# Task to carry out
Send back the entries below exactly as they appear.

(Dataset entries on figures)
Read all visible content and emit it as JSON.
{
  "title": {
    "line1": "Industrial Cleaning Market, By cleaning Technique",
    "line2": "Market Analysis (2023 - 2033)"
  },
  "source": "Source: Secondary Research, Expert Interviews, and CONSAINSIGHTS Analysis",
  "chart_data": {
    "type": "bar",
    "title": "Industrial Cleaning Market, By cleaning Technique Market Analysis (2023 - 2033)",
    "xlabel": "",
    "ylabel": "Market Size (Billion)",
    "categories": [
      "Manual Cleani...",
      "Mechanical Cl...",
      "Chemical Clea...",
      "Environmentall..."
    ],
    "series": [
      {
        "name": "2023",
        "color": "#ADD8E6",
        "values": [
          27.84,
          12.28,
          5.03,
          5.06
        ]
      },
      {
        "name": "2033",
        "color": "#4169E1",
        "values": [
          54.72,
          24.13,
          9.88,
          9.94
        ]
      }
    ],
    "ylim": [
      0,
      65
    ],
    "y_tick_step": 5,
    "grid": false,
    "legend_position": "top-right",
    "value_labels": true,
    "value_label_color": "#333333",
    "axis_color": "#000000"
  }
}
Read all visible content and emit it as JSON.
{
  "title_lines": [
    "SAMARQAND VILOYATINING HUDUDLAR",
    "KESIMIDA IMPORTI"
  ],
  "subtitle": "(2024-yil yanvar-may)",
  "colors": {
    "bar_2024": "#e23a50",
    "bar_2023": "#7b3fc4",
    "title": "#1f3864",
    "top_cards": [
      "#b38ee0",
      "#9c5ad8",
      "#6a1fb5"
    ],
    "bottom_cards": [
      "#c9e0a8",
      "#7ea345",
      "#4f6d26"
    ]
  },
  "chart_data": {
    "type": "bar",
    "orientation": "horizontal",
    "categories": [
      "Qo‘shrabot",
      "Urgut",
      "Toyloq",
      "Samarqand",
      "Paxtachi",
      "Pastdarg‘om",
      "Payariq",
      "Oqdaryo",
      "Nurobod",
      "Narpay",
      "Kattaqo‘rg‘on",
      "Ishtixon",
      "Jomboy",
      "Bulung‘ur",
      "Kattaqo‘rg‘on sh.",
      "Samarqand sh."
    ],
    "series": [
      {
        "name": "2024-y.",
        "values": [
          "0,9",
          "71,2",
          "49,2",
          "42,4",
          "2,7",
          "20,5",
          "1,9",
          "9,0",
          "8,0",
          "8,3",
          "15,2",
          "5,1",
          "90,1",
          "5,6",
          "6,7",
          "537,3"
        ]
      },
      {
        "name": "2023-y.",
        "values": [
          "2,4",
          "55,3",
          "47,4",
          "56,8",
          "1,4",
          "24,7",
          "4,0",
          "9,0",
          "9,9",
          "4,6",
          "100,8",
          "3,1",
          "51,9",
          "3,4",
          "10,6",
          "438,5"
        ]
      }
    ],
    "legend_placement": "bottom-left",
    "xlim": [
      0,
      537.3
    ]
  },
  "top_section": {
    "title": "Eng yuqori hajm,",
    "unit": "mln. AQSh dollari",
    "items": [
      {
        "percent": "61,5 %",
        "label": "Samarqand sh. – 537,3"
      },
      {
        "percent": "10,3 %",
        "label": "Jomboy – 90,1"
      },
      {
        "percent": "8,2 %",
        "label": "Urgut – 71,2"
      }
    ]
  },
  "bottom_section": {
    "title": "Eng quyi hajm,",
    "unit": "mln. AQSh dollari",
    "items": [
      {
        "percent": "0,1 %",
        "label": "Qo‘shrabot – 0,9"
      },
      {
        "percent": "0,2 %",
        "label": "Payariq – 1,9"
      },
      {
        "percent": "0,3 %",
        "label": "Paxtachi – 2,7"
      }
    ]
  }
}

# Task result
Read all visible content and emit it as JSON.
{
  "title": {
    "line1": "Industrial Cleaning Market, By cleaning Technique",
    "line2": "Market Analysis (2023 - 2033)"
  },
  "source": "Source: Secondary Research, Expert Interviews, and CONSAINSIGHTS Analysis",
  "chart_data": {
    "type": "bar",
    "title": "Industrial Cleaning Market, By cleaning Technique Market Analysis (2023 - 2033)",
    "xlabel": "",
    "ylabel": "Market Size (Billion)",
    "categories": [
      "Manual Cleani...",
      "Mechanical Cl...",
      "Chemical Clea...",
      "Environmentall..."
    ],
    "series": [
      {
        "name": "2023",
        "color": "#ADD8E6",
        "values": [
          27.84,
          12.28,
          5.03,
          5.06
        ]
      },
      {
        "name": "2033",
        "color": "#4169E1",
        "values": [
          54.72,
          24.13,
          9.88,
          9.94
        ]
      }
    ],
    "ylim": [
      0,
      65
    ],
    "y_tick_step": 5,
    "grid": false,
    "legend_position": "top-right",
    "value_labels": true,
    "value_label_color": "#333333",
    "axis_color": "#000000"
  }
}
Read all visible content and emit it as JSON.
{
  "title_lines": [
    "SAMARQAND VILOYATINING HUDUDLAR",
    "KESIMIDA IMPORTI"
  ],
  "subtitle": "(2024-yil yanvar-may)",
  "colors": {
    "bar_2024": "#e23a50",
    "bar_2023": "#7b3fc4",
    "title": "#1f3864",
    "top_cards": [
      "#b38ee0",
      "#9c5ad8",
      "#6a1fb5"
    ],
    "bottom_cards": [
      "#c9e0a8",
      "#7ea345",
      "#4f6d26"
    ]
  },
  "chart_data": {
    "type": "bar",
    "orientation": "horizontal",
    "categories": [
      "Qo‘shrabot",
      "Urgut",
      "Toyloq",
      "Samarqand",
      "Paxtachi",
      "Pastdarg‘om",
      "Payariq",
      "Oqdaryo",
      "Nurobod",
      "Narpay",
      "Kattaqo‘rg‘on",
      "Ishtixon",
      "Jomboy",
      "Bulung‘ur",
      "Kattaqo‘rg‘on sh.",
      "Samarqand sh."
    ],
    "series": [
      {
        "name": "2024-y.",
        "values": [
          "0,9",
          "71,2",
          "49,2",
          "42,4",
          "2,7",
          "20,5",
          "1,9",
          "9,0",
          "8,0",
          "8,3",
          "15,2",
          "5,1",
          "90,1",
          "5,6",
          "6,7",
          "537,3"
        ]
      },
      {
        "name": "2023-y.",
        "values": [
          "2,4",
          "55,3",
          "47,4",
          "56,8",
          "1,4",
          "24,7",
          "4,0",
          "9,0",
          "9,9",
          "4,6",
          "100,8",
          "3,1",
          "51,9",
          "3,4",
          "10,6",
          "438,5"
        ]
      }
    ],
    "legend_placement": "bottom-left",
    "xlim": [
      0,
      537.3
    ]
  },
  "top_section": {
    "title": "Eng yuqori hajm,",
    "unit": "mln. AQSh dollari",
    "items": [
      {
        "percent": "61,5 %",
        "label": "Samarqand sh. – 537,3"
      },
      {
        "percent": "10,3 %",
        "label": "Jomboy – 90,1"
      },
      {
        "percent": "8,2 %",
        "label": "Urgut – 71,2"
      }
    ]
  },
  "bottom_section": {
    "title": "Eng quyi hajm,",
    "unit": "mln. AQSh dollari",
    "items": [
      {
        "percent": "0,1 %",
        "label": "Qo‘shrabot – 0,9"
      },
      {
        "percent": "0,2 %",
        "label": "Payariq – 1,9"
      },
      {
        "percent": "0,3 %",
        "label": "Paxtachi – 2,7"
      }
    ]
  }
}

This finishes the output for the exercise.